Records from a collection
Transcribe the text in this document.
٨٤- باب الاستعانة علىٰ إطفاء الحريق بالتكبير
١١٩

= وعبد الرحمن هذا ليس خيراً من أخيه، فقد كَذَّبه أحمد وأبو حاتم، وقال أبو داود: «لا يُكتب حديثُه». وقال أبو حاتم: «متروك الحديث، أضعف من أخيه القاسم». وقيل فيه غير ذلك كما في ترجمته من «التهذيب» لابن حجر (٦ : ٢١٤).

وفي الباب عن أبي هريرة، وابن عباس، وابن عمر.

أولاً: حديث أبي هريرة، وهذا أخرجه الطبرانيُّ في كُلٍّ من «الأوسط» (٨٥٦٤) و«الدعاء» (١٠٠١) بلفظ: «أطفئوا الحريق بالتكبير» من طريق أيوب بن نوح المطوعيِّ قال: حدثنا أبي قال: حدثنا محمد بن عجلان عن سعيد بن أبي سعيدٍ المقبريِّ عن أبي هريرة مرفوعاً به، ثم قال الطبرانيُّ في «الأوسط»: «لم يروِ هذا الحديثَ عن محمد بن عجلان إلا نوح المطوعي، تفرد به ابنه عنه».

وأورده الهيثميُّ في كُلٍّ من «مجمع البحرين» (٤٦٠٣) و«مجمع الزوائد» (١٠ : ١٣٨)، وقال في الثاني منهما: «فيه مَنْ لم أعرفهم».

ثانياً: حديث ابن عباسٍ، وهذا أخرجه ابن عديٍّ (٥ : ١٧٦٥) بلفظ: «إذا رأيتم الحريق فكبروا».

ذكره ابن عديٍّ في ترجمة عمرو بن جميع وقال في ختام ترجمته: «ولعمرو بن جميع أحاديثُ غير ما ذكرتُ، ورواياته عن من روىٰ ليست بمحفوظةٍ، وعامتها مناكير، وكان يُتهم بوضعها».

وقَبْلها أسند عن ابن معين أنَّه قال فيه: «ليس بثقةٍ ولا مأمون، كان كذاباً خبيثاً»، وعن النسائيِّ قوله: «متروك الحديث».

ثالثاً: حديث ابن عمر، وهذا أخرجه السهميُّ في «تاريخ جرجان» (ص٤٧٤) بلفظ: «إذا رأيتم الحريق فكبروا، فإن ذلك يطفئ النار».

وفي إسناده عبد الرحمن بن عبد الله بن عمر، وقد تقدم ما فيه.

» **Problem description**
Show every line from the entries above in which "رأيتم" appears.

» **Final result**
ثانياً: حديث ابن عباسٍ، وهذا أخرجه ابن عديٍّ (٥ : ١٧٦٥) بلفظ: «إذا رأيتم الحريق فكبروا».
ثالثاً: حديث ابن عمر، وهذا أخرجه السهميُّ في «تاريخ جرجان» (ص٤٧٤) بلفظ: «إذا رأيتم الحريق فكبروا، فإن ذلك يطفئ النار».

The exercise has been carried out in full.